::: Text excerpt :::

1915 English land law case

Hurst v Picture Theatres Ltd [1915] 1 KB 1 is an English land law case, concerning licences "in" land, specifically ticketed events. The appeal court confirmed that there is no right, based on e.g. land owner's discretion as to determining trespassers, to remove the attendee if the venue operator is mistaken as to the attendee's right to attend.

==Facts==
Mr Hurst bought a ticket for 17 March 1913's screening of Lake Garda in a London cinema of Picture Theatres Ltd. The manager honestly believed he had not paid for his seat. He was forced to leave, and then he claimed trespass to the person. The theatre argued that even though it revoked (breached) the licence, a contract relating to a person's right to be somewhere, its mistaken belief could render Hurst a trespasser (if so reasonable force could be used to remove him).

:::

_Exercise details:_ Carry on the text about the Hurst v Picture Theatres case from the point where it stops. The items play no part in what comes next.

::: The data :::

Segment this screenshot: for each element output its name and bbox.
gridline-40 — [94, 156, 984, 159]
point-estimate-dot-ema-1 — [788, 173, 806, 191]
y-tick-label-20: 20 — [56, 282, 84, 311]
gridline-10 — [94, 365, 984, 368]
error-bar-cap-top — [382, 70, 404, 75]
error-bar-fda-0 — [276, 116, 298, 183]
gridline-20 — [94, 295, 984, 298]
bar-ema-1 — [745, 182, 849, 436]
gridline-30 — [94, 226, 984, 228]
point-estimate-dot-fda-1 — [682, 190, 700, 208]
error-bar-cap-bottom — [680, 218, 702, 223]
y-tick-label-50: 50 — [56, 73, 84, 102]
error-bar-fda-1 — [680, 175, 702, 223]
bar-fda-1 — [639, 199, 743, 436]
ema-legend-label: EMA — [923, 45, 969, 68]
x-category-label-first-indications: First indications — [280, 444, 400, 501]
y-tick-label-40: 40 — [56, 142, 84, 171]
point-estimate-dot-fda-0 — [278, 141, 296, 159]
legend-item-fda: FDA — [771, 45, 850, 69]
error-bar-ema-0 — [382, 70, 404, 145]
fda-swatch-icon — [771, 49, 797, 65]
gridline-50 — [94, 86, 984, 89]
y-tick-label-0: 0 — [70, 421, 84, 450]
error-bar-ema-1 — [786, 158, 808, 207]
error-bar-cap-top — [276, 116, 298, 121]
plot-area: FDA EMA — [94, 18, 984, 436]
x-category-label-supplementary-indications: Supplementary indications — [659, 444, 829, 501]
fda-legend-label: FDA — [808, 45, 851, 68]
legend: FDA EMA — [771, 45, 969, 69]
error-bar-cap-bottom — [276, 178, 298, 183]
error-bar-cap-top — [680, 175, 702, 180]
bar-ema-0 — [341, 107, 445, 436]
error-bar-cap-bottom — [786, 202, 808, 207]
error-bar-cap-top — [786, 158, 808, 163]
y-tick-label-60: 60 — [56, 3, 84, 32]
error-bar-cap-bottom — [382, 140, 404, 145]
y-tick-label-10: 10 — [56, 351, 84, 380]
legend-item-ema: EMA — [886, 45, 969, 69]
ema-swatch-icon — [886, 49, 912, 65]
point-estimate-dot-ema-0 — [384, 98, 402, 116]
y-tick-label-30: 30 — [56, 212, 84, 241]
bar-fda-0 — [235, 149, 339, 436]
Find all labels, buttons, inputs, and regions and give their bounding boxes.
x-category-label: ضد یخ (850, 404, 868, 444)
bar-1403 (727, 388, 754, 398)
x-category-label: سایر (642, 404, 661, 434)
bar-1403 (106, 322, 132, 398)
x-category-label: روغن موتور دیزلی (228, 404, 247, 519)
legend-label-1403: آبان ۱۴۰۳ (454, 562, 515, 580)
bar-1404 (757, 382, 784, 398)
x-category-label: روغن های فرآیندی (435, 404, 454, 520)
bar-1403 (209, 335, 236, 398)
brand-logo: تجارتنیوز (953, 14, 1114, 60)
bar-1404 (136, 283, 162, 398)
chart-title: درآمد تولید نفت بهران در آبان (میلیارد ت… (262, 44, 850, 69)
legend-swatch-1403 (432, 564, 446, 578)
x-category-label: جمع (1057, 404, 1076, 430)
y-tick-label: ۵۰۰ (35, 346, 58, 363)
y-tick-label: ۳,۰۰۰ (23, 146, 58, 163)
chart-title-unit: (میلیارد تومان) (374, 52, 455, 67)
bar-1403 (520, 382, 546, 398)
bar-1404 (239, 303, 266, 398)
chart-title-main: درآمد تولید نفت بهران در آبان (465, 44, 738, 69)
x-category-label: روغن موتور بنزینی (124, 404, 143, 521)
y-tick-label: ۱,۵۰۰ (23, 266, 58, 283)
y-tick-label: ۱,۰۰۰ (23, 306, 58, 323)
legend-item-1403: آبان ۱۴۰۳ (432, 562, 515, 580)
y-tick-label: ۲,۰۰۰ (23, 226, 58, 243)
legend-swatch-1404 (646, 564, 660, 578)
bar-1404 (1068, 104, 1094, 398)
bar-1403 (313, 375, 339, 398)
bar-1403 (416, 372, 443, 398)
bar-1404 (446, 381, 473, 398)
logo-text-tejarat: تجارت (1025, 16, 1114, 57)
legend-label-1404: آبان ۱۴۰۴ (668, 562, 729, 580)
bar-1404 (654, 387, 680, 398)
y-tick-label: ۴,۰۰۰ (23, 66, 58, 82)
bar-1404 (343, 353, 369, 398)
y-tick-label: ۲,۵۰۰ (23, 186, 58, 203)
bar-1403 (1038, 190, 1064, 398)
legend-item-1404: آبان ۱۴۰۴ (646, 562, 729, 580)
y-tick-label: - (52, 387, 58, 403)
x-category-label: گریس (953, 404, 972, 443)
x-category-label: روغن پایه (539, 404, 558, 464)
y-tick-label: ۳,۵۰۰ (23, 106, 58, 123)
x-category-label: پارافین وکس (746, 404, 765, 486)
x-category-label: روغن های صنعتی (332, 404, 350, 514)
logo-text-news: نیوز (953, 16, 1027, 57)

:::

_Answer to this exercise:_
The issue was whether the claimant was entitled to damages under trespass to the person.

Channell J held, with a jury, Hurst could get damages.

==Judgment==
Buckley LJ confirmed the award.

They committed an assault upon him in law. It was not of a violent kind, because, like a wise man, [Hurst] gave way to superior force and left the theatre... it was for the jury to give him such a sum as was right for the assault which was committed upon him, and for the serious indignity to a gentleman of being seized and treated in this way in a place of public resort.